● **What is needed**: All records below must be retyped exactly.

● **Information supplied**:
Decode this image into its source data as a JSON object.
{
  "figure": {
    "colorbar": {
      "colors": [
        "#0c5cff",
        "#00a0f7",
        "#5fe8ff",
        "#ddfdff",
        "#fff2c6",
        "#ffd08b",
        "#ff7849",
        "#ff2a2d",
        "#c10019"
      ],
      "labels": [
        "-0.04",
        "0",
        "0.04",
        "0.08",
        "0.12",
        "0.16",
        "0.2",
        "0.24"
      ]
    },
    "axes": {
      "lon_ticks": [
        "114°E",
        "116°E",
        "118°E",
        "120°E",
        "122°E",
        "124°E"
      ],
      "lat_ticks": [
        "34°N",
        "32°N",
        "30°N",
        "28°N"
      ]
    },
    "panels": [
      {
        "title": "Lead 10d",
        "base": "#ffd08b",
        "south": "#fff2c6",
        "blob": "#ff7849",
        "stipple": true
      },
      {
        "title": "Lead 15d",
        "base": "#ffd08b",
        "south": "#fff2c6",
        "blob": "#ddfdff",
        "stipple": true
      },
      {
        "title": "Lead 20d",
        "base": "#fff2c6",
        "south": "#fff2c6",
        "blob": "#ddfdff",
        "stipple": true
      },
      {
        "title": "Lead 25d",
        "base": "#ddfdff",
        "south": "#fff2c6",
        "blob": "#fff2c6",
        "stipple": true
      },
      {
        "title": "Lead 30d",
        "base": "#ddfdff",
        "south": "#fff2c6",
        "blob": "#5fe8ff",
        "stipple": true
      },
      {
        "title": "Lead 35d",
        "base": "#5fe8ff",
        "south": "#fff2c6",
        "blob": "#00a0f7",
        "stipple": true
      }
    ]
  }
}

● **Worked answer**:
Decode this image into its source data as a JSON object.
{
  "figure": {
    "colorbar": {
      "colors": [
        "#0c5cff",
        "#00a0f7",
        "#5fe8ff",
        "#ddfdff",
        "#fff2c6",
        "#ffd08b",
        "#ff7849",
        "#ff2a2d",
        "#c10019"
      ],
      "labels": [
        "-0.04",
        "0",
        "0.04",
        "0.08",
        "0.12",
        "0.16",
        "0.2",
        "0.24"
      ]
    },
    "axes": {
      "lon_ticks": [
        "114°E",
        "116°E",
        "118°E",
        "120°E",
        "122°E",
        "124°E"
      ],
      "lat_ticks": [
        "34°N",
        "32°N",
        "30°N",
        "28°N"
      ]
    },
    "panels": [
      {
        "title": "Lead 10d",
        "base": "#ffd08b",
        "south": "#fff2c6",
        "blob": "#ff7849",
        "stipple": true
      },
      {
        "title": "Lead 15d",
        "base": "#ffd08b",
        "south": "#fff2c6",
        "blob": "#ddfdff",
        "stipple": true
      },
      {
        "title": "Lead 20d",
        "base": "#fff2c6",
        "south": "#fff2c6",
        "blob": "#ddfdff",
        "stipple": true
      },
      {
        "title": "Lead 25d",
        "base": "#ddfdff",
        "south": "#fff2c6",
        "blob": "#fff2c6",
        "stipple": true
      },
      {
        "title": "Lead 30d",
        "base": "#ddfdff",
        "south": "#fff2c6",
        "blob": "#5fe8ff",
        "stipple": true
      },
      {
        "title": "Lead 35d",
        "base": "#5fe8ff",
        "south": "#fff2c6",
        "blob": "#00a0f7",
        "stipple": true
      }
    ]
  }
}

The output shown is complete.